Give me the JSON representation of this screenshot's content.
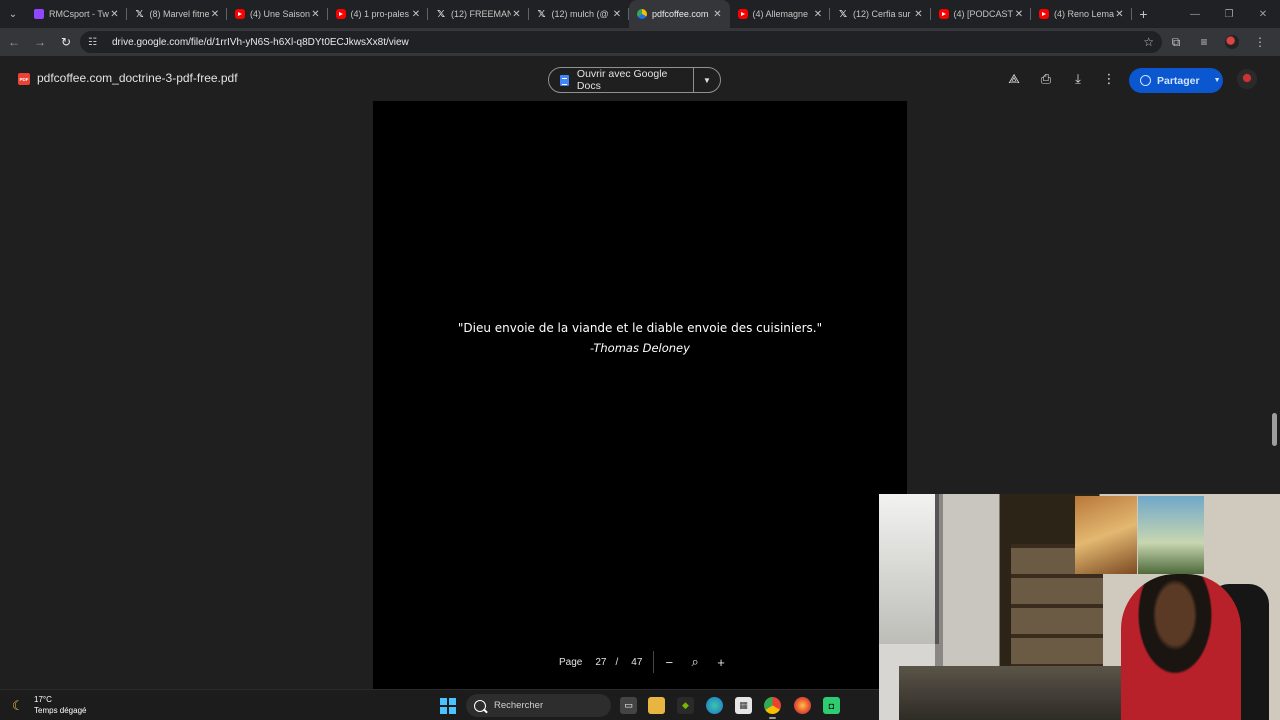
{
  "browser": {
    "tabs": [
      {
        "title": "RMCsport - Tw",
        "icon": "twitch-icon"
      },
      {
        "title": "(8) Marvel fitne",
        "icon": "x-icon"
      },
      {
        "title": "(4) Une Saison",
        "icon": "youtube-icon"
      },
      {
        "title": "(4) 1 pro-pales",
        "icon": "youtube-icon"
      },
      {
        "title": "(12) FREEMAN",
        "icon": "x-icon"
      },
      {
        "title": "(12) mulch (@",
        "icon": "x-icon"
      },
      {
        "title": "pdfcoffee.com",
        "icon": "drive-icon",
        "active": true
      },
      {
        "title": "(4) Allemagne",
        "icon": "youtube-icon"
      },
      {
        "title": "(12) Cerfia sur",
        "icon": "x-icon"
      },
      {
        "title": "(4) [PODCAST]",
        "icon": "youtube-icon"
      },
      {
        "title": "(4) Reno Lema",
        "icon": "youtube-icon"
      }
    ],
    "new_tab": "+",
    "url": "drive.google.com/file/d/1rrIVh-yN6S-h6Xl-q8DYt0ECJkwsXx8t/view"
  },
  "viewer": {
    "file_name": "pdfcoffee.com_doctrine-3-pdf-free.pdf",
    "file_icon_text": "PDF",
    "open_with": "Ouvrir avec Google Docs",
    "share": "Partager"
  },
  "document": {
    "quote": "\"Dieu envoie de la viande et le diable envoie des cuisiniers.\"",
    "author": "-Thomas Deloney"
  },
  "page_controls": {
    "label": "Page",
    "current": "27",
    "separator": "/",
    "total": "47",
    "zoom_out": "−",
    "zoom_in": "+"
  },
  "taskbar": {
    "temperature": "17°C",
    "weather": "Temps dégagé",
    "search_placeholder": "Rechercher"
  },
  "colors": {
    "accent": "#0b57d0",
    "pdf_red": "#ea4335",
    "background": "#1f1f1f"
  }
}
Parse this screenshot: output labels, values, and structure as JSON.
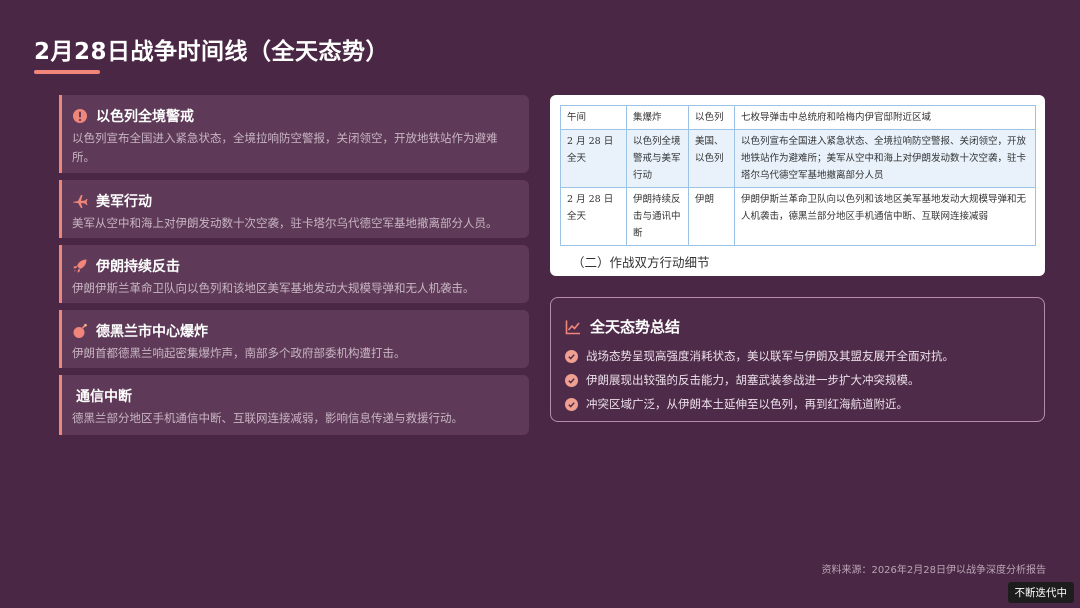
{
  "page": {
    "title": "2月28日战争时间线（全天态势）",
    "accent_color": "#f0857a"
  },
  "timeline": [
    {
      "icon": "exclamation-icon",
      "title": "以色列全境警戒",
      "text": "以色列宣布全国进入紧急状态，全境拉响防空警报，关闭领空，开放地铁站作为避难所。"
    },
    {
      "icon": "plane-icon",
      "title": "美军行动",
      "text": "美军从空中和海上对伊朗发动数十次空袭，驻卡塔尔乌代德空军基地撤离部分人员。"
    },
    {
      "icon": "rocket-icon",
      "title": "伊朗持续反击",
      "text": "伊朗伊斯兰革命卫队向以色列和该地区美军基地发动大规模导弹和无人机袭击。"
    },
    {
      "icon": "bomb-icon",
      "title": "德黑兰市中心爆炸",
      "text": "伊朗首都德黑兰响起密集爆炸声，南部多个政府部委机构遭打击。"
    },
    {
      "icon": "",
      "title": "通信中断",
      "text": "德黑兰部分地区手机通信中断、互联网连接减弱，影响信息传递与救援行动。"
    }
  ],
  "doc_table": {
    "rows": [
      [
        "午间",
        "集爆炸",
        "以色列",
        "七枚导弹击中总统府和哈梅内伊官邸附近区域"
      ],
      [
        "2 月 28 日全天",
        "以色列全境警戒与美军行动",
        "美国、以色列",
        "以色列宣布全国进入紧急状态、全境拉响防空警报、关闭领空，开放地铁站作为避难所；美军从空中和海上对伊朗发动数十次空袭，驻卡塔尔乌代德空军基地撤离部分人员"
      ],
      [
        "2 月 28 日全天",
        "伊朗持续反击与通讯中断",
        "伊朗",
        "伊朗伊斯兰革命卫队向以色列和该地区美军基地发动大规模导弹和无人机袭击，德黑兰部分地区手机通信中断、互联网连接减弱"
      ]
    ],
    "caption": "（二）作战双方行动细节"
  },
  "summary": {
    "icon": "chart-line-icon",
    "title": "全天态势总结",
    "items": [
      "战场态势呈现高强度消耗状态，美以联军与伊朗及其盟友展开全面对抗。",
      "伊朗展现出较强的反击能力，胡塞武装参战进一步扩大冲突规模。",
      "冲突区域广泛，从伊朗本土延伸至以色列，再到红海航道附近。"
    ]
  },
  "footer": {
    "source": "资料来源：2026年2月28日伊以战争深度分析报告",
    "badge": "不断迭代中"
  }
}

━━━

*DIRECTION*: Show all lines above holding "互联网连接减弱".

*EXERCISE SOLUTION*:
      "text": "德黑兰部分地区手机通信中断、互联网连接减弱，影响信息传递与救援行动。"
        "伊朗伊斯兰革命卫队向以色列和该地区美军基地发动大规模导弹和无人机袭击，德黑兰部分地区手机通信中断、互联网连接减弱"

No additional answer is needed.